Report every line in the listing that contains the string "between".
— START —
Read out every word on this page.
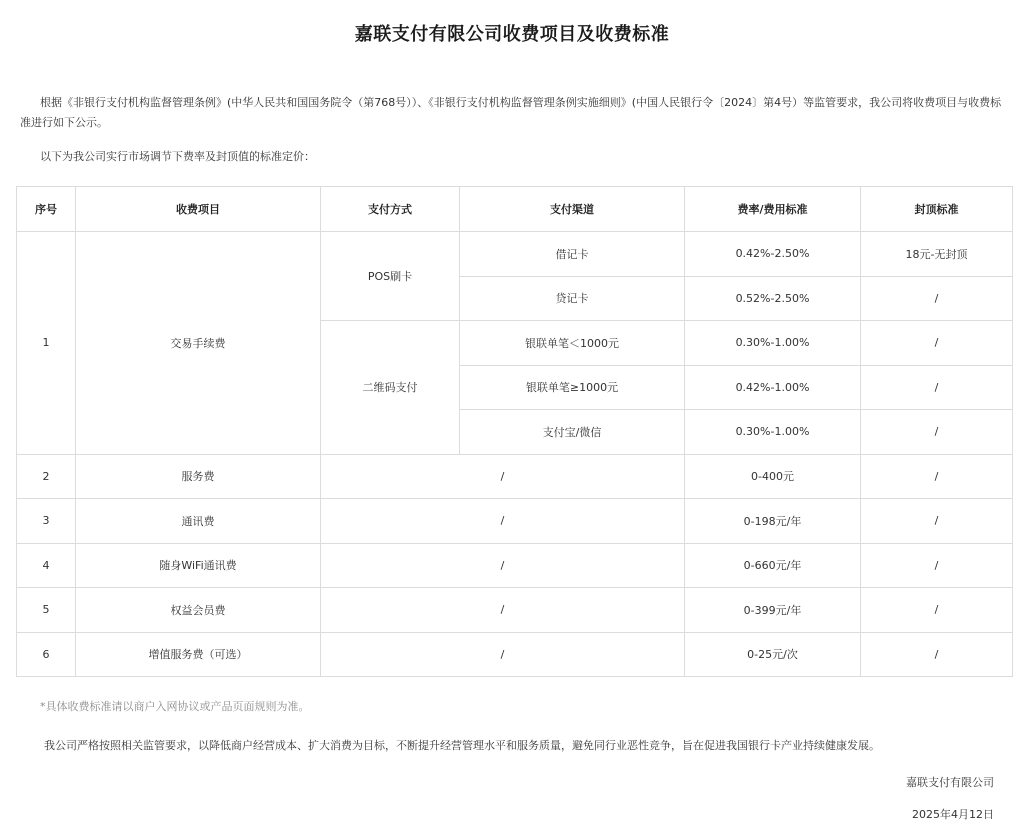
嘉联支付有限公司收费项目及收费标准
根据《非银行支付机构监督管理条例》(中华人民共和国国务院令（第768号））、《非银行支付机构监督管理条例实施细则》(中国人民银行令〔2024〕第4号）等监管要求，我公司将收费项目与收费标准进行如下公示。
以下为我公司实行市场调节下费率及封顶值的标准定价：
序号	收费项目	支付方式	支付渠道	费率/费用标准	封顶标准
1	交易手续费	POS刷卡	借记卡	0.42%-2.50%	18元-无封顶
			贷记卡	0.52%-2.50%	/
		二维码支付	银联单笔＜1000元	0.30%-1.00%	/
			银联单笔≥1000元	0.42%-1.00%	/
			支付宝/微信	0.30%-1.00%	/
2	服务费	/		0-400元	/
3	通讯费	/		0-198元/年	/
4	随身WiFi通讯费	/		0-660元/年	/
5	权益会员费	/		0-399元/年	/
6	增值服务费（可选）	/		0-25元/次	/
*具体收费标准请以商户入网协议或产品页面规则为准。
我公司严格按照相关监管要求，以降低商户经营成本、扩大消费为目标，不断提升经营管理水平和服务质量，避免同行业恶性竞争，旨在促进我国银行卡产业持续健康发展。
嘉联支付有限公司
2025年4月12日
— END —
— START —
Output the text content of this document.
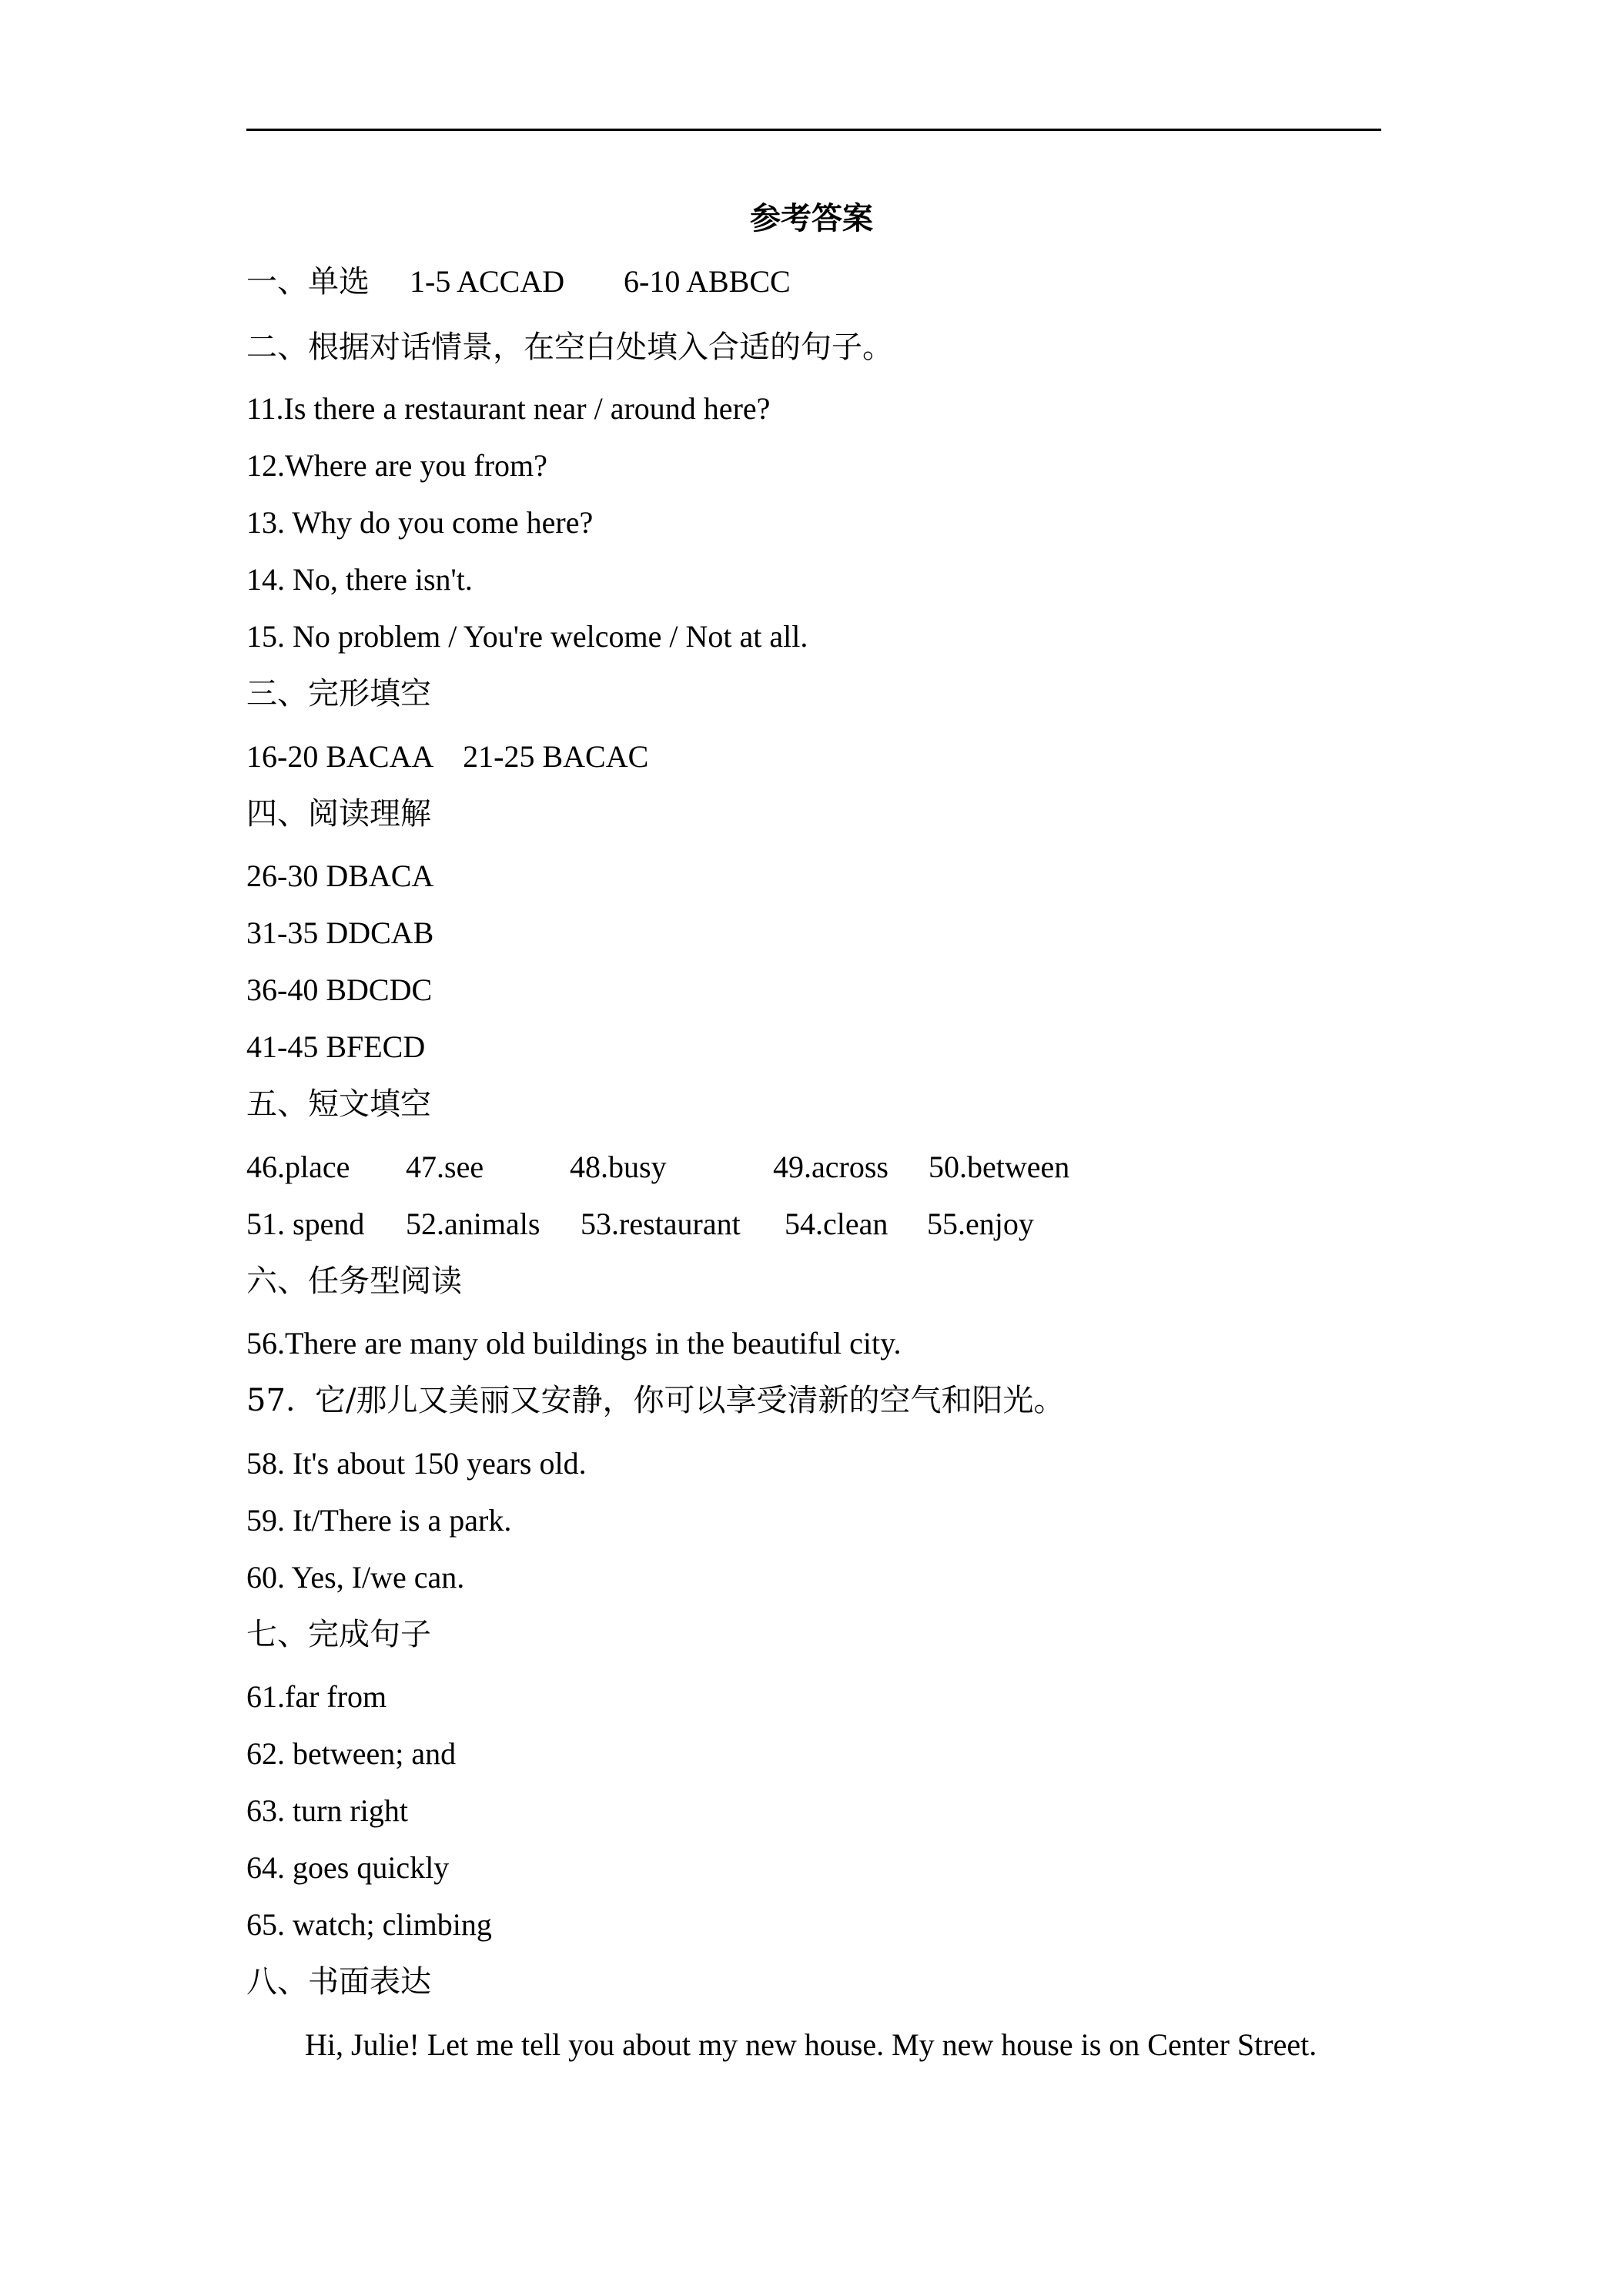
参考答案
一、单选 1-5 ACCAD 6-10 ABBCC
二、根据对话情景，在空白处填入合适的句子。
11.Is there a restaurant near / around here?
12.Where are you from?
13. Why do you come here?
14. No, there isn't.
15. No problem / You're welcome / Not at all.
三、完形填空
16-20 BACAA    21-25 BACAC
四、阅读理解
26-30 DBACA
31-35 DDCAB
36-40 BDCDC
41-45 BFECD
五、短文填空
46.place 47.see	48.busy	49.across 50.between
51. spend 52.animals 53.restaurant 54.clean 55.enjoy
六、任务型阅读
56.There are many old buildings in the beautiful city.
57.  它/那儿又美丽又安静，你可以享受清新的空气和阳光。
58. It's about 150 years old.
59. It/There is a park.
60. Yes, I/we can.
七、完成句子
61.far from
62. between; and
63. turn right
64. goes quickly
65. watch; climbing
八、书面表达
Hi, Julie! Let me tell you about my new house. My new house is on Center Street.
— END —
Task answer:
46.place 47.see	48.busy	49.across 50.between
62. between; and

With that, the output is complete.